══ Provided entries

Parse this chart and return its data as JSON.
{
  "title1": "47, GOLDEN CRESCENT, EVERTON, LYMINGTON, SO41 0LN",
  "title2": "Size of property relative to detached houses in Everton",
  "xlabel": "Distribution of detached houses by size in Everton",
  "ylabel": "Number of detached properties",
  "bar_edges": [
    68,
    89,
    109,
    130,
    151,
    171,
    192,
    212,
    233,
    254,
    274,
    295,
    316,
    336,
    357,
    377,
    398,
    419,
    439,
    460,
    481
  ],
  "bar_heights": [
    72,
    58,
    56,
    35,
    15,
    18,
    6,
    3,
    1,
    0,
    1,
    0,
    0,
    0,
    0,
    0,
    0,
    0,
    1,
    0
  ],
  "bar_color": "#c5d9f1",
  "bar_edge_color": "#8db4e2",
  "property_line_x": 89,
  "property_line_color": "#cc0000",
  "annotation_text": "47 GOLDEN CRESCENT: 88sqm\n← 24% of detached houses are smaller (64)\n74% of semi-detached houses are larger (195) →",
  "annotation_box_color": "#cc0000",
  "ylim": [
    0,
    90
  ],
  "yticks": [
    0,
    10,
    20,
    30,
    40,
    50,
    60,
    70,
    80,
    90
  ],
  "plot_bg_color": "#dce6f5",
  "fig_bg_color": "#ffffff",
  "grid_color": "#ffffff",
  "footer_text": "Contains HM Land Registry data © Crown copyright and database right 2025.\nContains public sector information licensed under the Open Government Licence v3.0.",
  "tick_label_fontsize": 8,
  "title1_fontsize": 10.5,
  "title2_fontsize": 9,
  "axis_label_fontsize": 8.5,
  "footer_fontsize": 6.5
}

════

### What you are asked to do
From the listing above, collect every line that mentions the word "ffffff".

### Expected answer
  "fig_bg_color": "#ffffff",
  "grid_color": "#ffffff",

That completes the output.